Task brief — Check every line below for the word "年利率是" and copy the ones that have it.

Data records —
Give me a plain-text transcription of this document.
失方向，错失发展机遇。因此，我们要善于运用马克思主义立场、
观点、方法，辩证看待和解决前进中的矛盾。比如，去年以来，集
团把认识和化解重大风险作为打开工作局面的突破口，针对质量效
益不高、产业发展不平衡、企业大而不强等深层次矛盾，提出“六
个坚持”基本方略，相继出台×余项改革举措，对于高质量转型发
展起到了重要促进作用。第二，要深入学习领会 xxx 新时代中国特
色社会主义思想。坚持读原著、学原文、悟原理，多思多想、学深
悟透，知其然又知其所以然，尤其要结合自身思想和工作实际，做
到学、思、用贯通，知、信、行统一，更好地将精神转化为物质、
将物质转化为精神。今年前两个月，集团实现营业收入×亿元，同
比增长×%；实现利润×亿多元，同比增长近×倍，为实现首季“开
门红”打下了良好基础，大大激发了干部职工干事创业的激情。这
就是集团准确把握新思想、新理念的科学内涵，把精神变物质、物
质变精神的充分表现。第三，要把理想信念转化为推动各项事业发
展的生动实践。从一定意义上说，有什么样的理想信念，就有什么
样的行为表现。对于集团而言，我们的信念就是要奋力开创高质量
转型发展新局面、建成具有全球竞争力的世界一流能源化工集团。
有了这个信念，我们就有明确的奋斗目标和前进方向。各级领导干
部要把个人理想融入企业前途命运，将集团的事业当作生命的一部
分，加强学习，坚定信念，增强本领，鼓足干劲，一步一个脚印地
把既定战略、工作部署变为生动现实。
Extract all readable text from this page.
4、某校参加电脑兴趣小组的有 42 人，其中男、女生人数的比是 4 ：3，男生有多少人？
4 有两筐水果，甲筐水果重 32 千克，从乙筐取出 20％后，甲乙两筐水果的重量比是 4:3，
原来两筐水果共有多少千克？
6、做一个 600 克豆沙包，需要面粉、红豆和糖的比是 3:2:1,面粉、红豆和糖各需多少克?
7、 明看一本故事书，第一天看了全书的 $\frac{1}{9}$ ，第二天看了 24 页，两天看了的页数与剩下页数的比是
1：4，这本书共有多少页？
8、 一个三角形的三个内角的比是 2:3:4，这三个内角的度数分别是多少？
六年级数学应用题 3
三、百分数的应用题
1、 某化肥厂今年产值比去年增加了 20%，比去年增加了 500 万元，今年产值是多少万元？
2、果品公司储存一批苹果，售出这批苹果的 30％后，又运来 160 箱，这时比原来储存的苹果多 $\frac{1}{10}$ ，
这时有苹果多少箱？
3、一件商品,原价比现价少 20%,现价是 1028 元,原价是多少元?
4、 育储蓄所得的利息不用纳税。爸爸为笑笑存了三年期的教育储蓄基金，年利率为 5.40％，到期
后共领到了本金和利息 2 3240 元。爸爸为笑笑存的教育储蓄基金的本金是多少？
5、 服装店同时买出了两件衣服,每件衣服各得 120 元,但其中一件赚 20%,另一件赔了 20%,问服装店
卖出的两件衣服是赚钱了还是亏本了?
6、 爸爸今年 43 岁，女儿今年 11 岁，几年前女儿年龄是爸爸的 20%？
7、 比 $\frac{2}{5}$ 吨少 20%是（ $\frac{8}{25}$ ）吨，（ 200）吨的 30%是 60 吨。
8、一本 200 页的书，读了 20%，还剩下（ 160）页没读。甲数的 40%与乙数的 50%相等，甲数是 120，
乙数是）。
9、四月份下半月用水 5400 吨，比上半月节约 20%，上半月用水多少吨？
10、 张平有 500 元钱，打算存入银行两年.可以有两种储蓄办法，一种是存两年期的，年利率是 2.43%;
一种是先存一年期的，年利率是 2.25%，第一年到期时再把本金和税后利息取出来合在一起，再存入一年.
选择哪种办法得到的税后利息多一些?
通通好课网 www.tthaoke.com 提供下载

Correct result —
10、 张平有 500 元钱，打算存入银行两年.可以有两种储蓄办法，一种是存两年期的，年利率是 2.43%;
一种是先存一年期的，年利率是 2.25%，第一年到期时再把本金和税后利息取出来合在一起，再存入一年.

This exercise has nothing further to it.